(Extracted data entries)
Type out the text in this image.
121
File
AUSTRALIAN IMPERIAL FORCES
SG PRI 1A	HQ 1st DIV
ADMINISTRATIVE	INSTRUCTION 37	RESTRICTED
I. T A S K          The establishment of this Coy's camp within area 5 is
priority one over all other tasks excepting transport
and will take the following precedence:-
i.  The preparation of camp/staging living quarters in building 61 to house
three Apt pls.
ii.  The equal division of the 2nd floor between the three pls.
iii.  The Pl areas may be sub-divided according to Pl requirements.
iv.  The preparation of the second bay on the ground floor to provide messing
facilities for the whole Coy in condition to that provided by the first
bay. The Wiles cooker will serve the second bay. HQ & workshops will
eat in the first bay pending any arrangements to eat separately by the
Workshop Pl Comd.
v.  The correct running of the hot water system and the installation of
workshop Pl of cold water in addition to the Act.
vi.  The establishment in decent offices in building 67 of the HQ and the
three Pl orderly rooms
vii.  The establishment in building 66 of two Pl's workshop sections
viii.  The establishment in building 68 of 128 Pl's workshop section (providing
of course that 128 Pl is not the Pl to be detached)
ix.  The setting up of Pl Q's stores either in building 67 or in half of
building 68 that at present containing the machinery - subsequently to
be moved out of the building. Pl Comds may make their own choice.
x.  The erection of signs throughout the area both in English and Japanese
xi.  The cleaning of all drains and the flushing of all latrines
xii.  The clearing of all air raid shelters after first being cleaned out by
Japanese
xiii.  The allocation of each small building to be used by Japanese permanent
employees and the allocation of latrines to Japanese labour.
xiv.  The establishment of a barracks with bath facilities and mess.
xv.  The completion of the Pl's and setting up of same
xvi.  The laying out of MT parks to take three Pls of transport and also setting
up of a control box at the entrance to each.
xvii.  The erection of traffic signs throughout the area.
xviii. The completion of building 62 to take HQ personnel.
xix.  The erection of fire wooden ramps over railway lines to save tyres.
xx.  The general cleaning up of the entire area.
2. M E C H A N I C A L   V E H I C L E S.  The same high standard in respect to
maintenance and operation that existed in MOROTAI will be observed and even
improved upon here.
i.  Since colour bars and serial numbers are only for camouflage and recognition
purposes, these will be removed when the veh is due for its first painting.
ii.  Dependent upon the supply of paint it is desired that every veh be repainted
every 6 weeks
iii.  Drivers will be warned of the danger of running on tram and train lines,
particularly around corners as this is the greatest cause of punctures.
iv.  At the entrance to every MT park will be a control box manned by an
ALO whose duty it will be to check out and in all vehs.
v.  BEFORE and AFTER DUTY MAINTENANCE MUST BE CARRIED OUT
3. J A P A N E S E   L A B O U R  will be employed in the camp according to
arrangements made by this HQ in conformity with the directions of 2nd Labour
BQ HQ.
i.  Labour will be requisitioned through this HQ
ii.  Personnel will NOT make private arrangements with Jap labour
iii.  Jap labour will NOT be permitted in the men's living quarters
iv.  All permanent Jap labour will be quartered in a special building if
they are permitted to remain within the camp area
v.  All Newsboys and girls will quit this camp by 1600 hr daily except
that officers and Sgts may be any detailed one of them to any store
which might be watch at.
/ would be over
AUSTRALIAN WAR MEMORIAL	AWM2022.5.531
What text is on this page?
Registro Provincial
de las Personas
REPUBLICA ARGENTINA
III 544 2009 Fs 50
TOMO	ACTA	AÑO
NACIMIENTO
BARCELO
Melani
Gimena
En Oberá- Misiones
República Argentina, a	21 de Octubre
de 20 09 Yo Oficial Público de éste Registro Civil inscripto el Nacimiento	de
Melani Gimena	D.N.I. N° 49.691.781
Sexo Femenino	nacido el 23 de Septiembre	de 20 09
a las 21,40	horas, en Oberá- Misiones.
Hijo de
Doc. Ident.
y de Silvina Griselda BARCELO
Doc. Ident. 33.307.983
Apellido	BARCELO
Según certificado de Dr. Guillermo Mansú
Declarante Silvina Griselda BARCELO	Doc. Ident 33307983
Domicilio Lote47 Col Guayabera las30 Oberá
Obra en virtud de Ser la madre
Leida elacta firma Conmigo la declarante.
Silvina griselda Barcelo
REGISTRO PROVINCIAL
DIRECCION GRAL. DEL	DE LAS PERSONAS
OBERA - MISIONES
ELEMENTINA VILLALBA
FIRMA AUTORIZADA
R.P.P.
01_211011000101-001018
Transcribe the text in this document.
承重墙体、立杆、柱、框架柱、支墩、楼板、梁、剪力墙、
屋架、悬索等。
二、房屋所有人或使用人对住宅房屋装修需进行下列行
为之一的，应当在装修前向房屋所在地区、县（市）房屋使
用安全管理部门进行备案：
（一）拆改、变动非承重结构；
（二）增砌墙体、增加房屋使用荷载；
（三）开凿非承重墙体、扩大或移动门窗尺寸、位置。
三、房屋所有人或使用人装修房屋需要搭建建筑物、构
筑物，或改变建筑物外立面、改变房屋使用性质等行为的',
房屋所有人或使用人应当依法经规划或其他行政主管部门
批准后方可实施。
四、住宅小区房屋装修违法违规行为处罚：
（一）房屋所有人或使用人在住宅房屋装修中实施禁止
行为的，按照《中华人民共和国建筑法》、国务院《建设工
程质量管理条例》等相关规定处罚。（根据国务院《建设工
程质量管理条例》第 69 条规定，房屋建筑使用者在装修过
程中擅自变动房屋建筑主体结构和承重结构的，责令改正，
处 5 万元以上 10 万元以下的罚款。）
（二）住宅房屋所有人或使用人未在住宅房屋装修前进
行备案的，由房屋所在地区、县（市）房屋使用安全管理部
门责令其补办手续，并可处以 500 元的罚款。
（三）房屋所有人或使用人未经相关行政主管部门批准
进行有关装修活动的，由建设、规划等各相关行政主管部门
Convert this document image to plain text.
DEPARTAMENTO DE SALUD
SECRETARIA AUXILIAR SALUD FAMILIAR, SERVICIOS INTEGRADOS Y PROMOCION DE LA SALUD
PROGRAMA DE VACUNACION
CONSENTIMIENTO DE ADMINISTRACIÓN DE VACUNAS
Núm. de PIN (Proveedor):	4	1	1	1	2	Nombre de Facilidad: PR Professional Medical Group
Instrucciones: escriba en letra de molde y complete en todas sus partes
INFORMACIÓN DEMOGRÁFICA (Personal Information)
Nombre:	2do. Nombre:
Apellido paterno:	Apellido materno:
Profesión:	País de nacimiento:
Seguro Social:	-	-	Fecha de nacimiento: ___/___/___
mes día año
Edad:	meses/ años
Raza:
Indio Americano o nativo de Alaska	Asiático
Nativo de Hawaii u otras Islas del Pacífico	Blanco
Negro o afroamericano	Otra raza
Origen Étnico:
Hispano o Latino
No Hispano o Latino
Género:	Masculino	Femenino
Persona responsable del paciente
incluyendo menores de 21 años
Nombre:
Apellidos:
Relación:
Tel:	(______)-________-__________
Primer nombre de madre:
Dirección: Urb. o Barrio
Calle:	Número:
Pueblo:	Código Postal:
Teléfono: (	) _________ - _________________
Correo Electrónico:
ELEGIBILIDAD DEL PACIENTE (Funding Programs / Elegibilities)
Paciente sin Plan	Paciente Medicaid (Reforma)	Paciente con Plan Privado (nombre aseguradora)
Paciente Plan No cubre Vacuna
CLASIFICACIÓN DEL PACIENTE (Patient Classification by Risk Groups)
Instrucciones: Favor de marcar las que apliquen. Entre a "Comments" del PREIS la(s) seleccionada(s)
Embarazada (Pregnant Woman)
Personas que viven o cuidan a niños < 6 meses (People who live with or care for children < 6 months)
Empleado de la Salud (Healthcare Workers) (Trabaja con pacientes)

### Aim
In the data above, count the lines where the word "this" appears; reply with the number only.

### Complete output
9